Only the number is wanted: how many lines hold the word "this"?

#### DATA LINES ####

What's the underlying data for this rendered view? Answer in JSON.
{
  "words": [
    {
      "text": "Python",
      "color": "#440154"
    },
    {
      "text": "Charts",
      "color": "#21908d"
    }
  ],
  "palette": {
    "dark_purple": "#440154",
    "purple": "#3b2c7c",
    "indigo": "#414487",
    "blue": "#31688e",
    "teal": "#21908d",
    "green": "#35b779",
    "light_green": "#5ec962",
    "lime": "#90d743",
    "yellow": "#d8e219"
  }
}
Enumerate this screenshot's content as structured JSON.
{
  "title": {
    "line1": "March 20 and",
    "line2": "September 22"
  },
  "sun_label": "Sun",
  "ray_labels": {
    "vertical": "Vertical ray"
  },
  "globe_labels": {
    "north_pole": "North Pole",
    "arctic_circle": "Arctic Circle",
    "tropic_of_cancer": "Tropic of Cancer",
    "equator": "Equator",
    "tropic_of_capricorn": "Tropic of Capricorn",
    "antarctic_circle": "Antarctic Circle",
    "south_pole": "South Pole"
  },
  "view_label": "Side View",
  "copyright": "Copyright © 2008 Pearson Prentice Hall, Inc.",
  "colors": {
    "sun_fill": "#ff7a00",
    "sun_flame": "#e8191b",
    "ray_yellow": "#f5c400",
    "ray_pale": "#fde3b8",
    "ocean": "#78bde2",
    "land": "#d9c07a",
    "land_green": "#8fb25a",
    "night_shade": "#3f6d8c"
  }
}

####

IN RESPONSE: 2